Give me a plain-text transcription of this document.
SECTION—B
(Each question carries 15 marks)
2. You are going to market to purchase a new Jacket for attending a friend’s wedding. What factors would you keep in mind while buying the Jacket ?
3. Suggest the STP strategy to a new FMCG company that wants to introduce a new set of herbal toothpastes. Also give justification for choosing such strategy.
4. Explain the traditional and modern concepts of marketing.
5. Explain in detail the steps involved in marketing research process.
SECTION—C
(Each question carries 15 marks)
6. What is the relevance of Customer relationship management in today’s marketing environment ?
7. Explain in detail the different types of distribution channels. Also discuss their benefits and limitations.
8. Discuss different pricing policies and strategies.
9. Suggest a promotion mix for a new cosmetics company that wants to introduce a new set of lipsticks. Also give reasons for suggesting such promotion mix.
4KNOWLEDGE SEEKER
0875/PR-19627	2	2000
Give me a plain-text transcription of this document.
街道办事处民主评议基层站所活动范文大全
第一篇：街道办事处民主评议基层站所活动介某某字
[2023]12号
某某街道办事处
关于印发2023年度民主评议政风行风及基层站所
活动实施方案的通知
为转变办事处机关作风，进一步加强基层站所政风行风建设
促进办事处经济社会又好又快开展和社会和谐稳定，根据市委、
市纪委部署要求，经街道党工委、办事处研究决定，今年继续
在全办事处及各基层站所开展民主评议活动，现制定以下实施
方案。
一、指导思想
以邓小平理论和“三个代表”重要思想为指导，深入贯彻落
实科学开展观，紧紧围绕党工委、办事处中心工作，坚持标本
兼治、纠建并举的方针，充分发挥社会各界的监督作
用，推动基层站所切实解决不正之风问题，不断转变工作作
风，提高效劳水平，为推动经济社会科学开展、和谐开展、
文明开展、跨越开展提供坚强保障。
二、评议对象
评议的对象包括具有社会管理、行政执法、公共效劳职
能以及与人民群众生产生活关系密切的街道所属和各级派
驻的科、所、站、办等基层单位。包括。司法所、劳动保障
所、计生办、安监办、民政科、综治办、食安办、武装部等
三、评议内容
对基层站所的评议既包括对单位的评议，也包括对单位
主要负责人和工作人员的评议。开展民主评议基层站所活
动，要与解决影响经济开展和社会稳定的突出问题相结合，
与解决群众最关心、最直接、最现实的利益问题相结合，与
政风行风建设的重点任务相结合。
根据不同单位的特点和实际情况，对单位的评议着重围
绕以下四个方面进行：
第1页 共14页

════════

**Directions for this task**.
Set all of the records down again, exactly as they stand.

**Correct output**.
Give me a plain-text transcription of this document.
SECTION—B
(Each question carries 15 marks)
2. You are going to market to purchase a new Jacket for attending a friend’s wedding. What factors would you keep in mind while buying the Jacket ?
3. Suggest the STP strategy to a new FMCG company that wants to introduce a new set of herbal toothpastes. Also give justification for choosing such strategy.
4. Explain the traditional and modern concepts of marketing.
5. Explain in detail the steps involved in marketing research process.
SECTION—C
(Each question carries 15 marks)
6. What is the relevance of Customer relationship management in today’s marketing environment ?
7. Explain in detail the different types of distribution channels. Also discuss their benefits and limitations.
8. Discuss different pricing policies and strategies.
9. Suggest a promotion mix for a new cosmetics company that wants to introduce a new set of lipsticks. Also give reasons for suggesting such promotion mix.
4KNOWLEDGE SEEKER
0875/PR-19627	2	2000
Give me a plain-text transcription of this document.
街道办事处民主评议基层站所活动范文大全
第一篇：街道办事处民主评议基层站所活动介某某字
[2023]12号
某某街道办事处
关于印发2023年度民主评议政风行风及基层站所
活动实施方案的通知
为转变办事处机关作风，进一步加强基层站所政风行风建设
促进办事处经济社会又好又快开展和社会和谐稳定，根据市委、
市纪委部署要求，经街道党工委、办事处研究决定，今年继续
在全办事处及各基层站所开展民主评议活动，现制定以下实施
方案。
一、指导思想
以邓小平理论和“三个代表”重要思想为指导，深入贯彻落
实科学开展观，紧紧围绕党工委、办事处中心工作，坚持标本
兼治、纠建并举的方针，充分发挥社会各界的监督作
用，推动基层站所切实解决不正之风问题，不断转变工作作
风，提高效劳水平，为推动经济社会科学开展、和谐开展、
文明开展、跨越开展提供坚强保障。
二、评议对象
评议的对象包括具有社会管理、行政执法、公共效劳职
能以及与人民群众生产生活关系密切的街道所属和各级派
驻的科、所、站、办等基层单位。包括。司法所、劳动保障
所、计生办、安监办、民政科、综治办、食安办、武装部等
三、评议内容
对基层站所的评议既包括对单位的评议，也包括对单位
主要负责人和工作人员的评议。开展民主评议基层站所活
动，要与解决影响经济开展和社会稳定的突出问题相结合，
与解决群众最关心、最直接、最现实的利益问题相结合，与
政风行风建设的重点任务相结合。
根据不同单位的特点和实际情况，对单位的评议着重围
绕以下四个方面进行：
第1页 共14页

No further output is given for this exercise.